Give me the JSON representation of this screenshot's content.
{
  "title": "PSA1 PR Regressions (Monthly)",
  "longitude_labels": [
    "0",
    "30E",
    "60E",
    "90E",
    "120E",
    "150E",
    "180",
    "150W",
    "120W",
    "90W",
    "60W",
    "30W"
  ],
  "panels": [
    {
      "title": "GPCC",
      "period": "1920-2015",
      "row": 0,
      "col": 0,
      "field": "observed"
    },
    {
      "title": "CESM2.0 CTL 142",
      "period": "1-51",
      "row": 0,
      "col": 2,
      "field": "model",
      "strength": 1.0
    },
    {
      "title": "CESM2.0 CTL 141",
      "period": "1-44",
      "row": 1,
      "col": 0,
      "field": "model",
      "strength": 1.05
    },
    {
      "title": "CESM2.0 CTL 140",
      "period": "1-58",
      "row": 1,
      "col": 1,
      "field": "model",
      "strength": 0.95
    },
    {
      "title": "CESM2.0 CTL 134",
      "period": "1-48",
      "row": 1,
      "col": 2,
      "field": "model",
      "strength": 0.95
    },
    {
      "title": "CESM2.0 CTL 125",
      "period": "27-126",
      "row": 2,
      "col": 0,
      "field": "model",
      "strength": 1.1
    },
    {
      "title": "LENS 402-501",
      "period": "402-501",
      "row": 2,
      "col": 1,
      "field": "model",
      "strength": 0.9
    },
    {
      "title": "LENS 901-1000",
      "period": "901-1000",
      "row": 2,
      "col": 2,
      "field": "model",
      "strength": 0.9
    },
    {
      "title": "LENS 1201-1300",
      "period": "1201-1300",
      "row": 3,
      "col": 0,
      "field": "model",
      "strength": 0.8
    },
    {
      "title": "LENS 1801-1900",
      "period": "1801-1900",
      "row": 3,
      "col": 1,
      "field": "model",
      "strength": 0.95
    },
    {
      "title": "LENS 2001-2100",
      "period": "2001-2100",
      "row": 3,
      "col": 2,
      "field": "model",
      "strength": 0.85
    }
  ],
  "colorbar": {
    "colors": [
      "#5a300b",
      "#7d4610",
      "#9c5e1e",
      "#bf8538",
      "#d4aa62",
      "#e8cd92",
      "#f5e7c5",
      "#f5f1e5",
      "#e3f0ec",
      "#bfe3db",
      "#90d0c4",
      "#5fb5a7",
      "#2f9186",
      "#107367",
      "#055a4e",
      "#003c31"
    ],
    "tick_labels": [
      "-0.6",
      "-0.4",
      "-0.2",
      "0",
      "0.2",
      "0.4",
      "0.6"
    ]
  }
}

# AIM OF THE EXERCISE:
Write out the data exactly as it stands.

# REPLY:
Give me the JSON representation of this screenshot's content.
{
  "title": "PSA1 PR Regressions (Monthly)",
  "longitude_labels": [
    "0",
    "30E",
    "60E",
    "90E",
    "120E",
    "150E",
    "180",
    "150W",
    "120W",
    "90W",
    "60W",
    "30W"
  ],
  "panels": [
    {
      "title": "GPCC",
      "period": "1920-2015",
      "row": 0,
      "col": 0,
      "field": "observed"
    },
    {
      "title": "CESM2.0 CTL 142",
      "period": "1-51",
      "row": 0,
      "col": 2,
      "field": "model",
      "strength": 1.0
    },
    {
      "title": "CESM2.0 CTL 141",
      "period": "1-44",
      "row": 1,
      "col": 0,
      "field": "model",
      "strength": 1.05
    },
    {
      "title": "CESM2.0 CTL 140",
      "period": "1-58",
      "row": 1,
      "col": 1,
      "field": "model",
      "strength": 0.95
    },
    {
      "title": "CESM2.0 CTL 134",
      "period": "1-48",
      "row": 1,
      "col": 2,
      "field": "model",
      "strength": 0.95
    },
    {
      "title": "CESM2.0 CTL 125",
      "period": "27-126",
      "row": 2,
      "col": 0,
      "field": "model",
      "strength": 1.1
    },
    {
      "title": "LENS 402-501",
      "period": "402-501",
      "row": 2,
      "col": 1,
      "field": "model",
      "strength": 0.9
    },
    {
      "title": "LENS 901-1000",
      "period": "901-1000",
      "row": 2,
      "col": 2,
      "field": "model",
      "strength": 0.9
    },
    {
      "title": "LENS 1201-1300",
      "period": "1201-1300",
      "row": 3,
      "col": 0,
      "field": "model",
      "strength": 0.8
    },
    {
      "title": "LENS 1801-1900",
      "period": "1801-1900",
      "row": 3,
      "col": 1,
      "field": "model",
      "strength": 0.95
    },
    {
      "title": "LENS 2001-2100",
      "period": "2001-2100",
      "row": 3,
      "col": 2,
      "field": "model",
      "strength": 0.85
    }
  ],
  "colorbar": {
    "colors": [
      "#5a300b",
      "#7d4610",
      "#9c5e1e",
      "#bf8538",
      "#d4aa62",
      "#e8cd92",
      "#f5e7c5",
      "#f5f1e5",
      "#e3f0ec",
      "#bfe3db",
      "#90d0c4",
      "#5fb5a7",
      "#2f9186",
      "#107367",
      "#055a4e",
      "#003c31"
    ],
    "tick_labels": [
      "-0.6",
      "-0.4",
      "-0.2",
      "0",
      "0.2",
      "0.4",
      "0.6"
    ]
  }
}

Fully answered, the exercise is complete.